TASK PROMPT:
Print the entries in full, word for word, but not the pictures.

Data entries:
— start —

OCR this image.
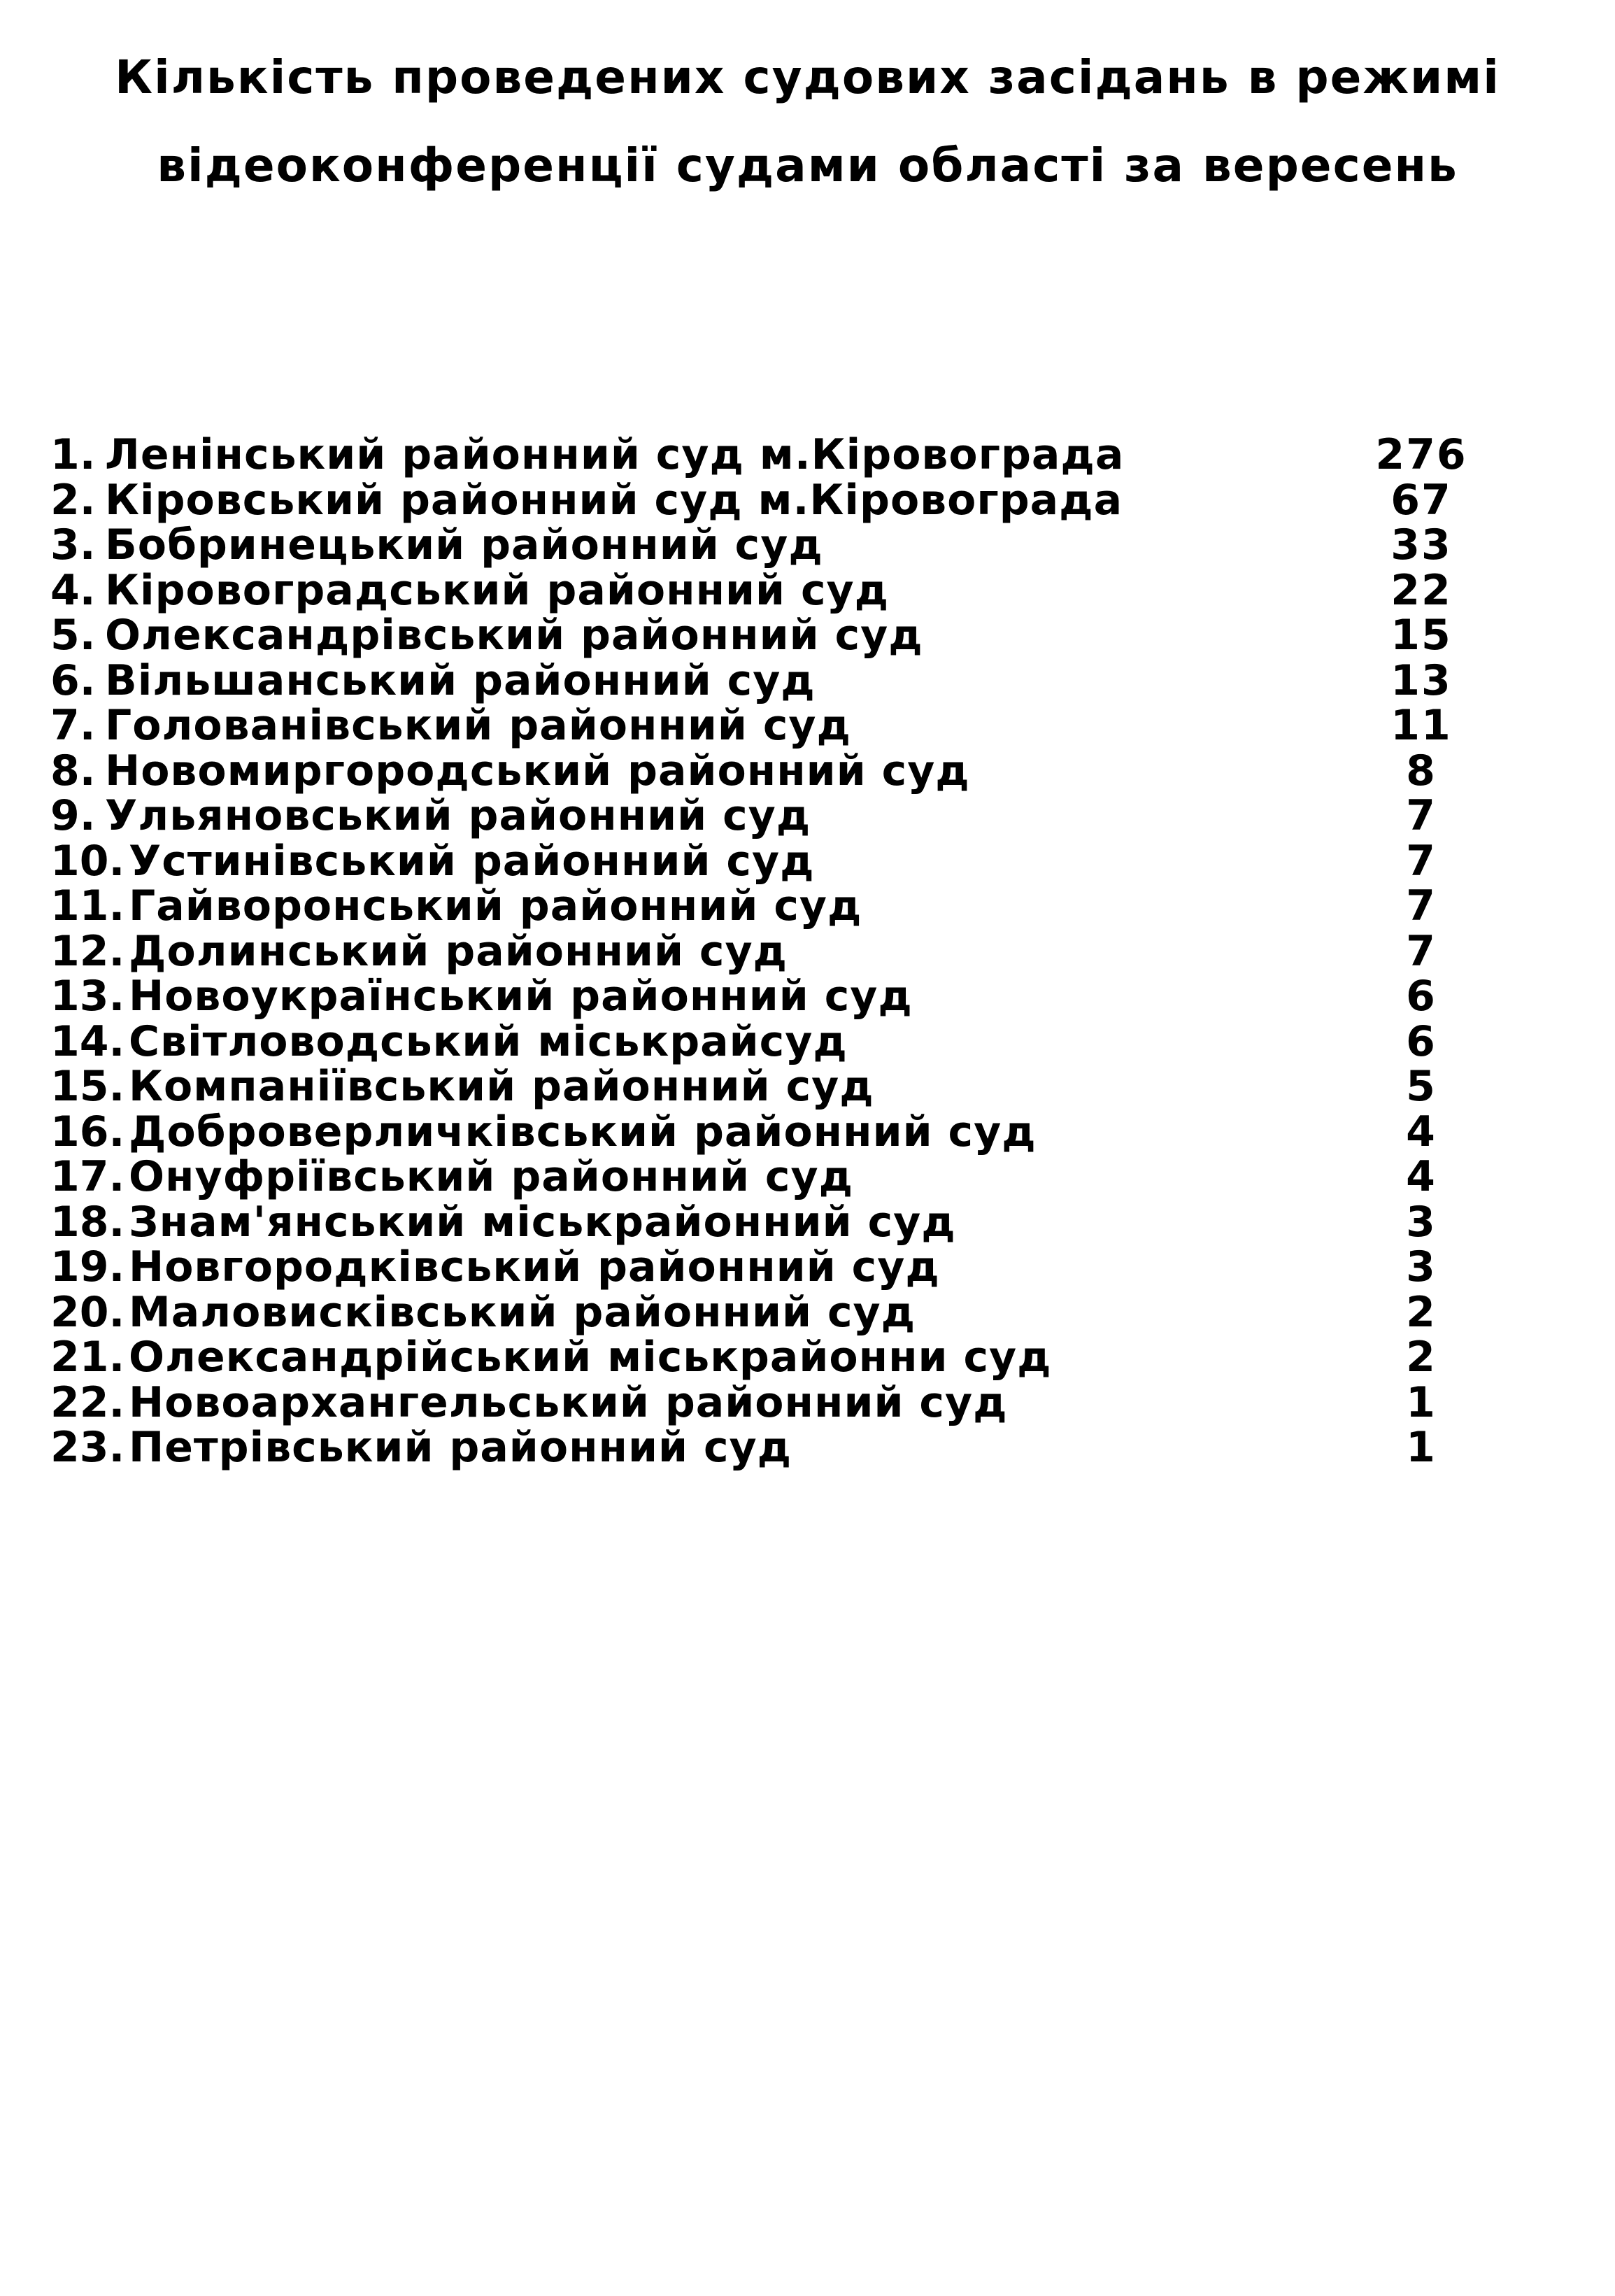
Кількість проведених судових засідань в режимі
відеоконференції судами області за вересень
1. Ленінський районний суд м.Кіровограда	276
2. Кіровський районний суд м.Кіровограда	67
3. Бобринецький районний суд	33
4. Кіровоградський районний суд	22
5. Олександрівський районний суд	15
6. Вільшанський районний суд	13
7. Голованівський районний суд	11
8. Новомиргородський районний суд	8
9. Ульяновський районний суд	7
10. Устинівський районний суд	7
11. Гайворонський районний суд	7
12. Долинський районний суд	7
13. Новоукраїнський районний суд	6
14. Світловодський міськрайсуд	6
15. Компаніївський районний суд	5
16. Доброверличківський районний суд	4
17. Онуфріївський районний суд	4
18. Знам'янський міськрайонний суд	3
19. Новгородківський районний суд	3
20. Маловисківський районний суд	2
21. Олександрійський міськрайонни суд	2
22. Новоархангельський районний суд	1
23. Петрівський районний суд	1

— end —

FULL SOLUTION:
OCR this image.
Кількість проведених судових засідань в режимі
відеоконференції судами області за вересень
1. Ленінський районний суд м.Кіровограда	276
2. Кіровський районний суд м.Кіровограда	67
3. Бобринецький районний суд	33
4. Кіровоградський районний суд	22
5. Олександрівський районний суд	15
6. Вільшанський районний суд	13
7. Голованівський районний суд	11
8. Новомиргородський районний суд	8
9. Ульяновський районний суд	7
10. Устинівський районний суд	7
11. Гайворонський районний суд	7
12. Долинський районний суд	7
13. Новоукраїнський районний суд	6
14. Світловодський міськрайсуд	6
15. Компаніївський районний суд	5
16. Доброверличківський районний суд	4
17. Онуфріївський районний суд	4
18. Знам'янський міськрайонний суд	3
19. Новгородківський районний суд	3
20. Маловисківський районний суд	2
21. Олександрійський міськрайонни суд	2
22. Новоархангельський районний суд	1
23. Петрівський районний суд	1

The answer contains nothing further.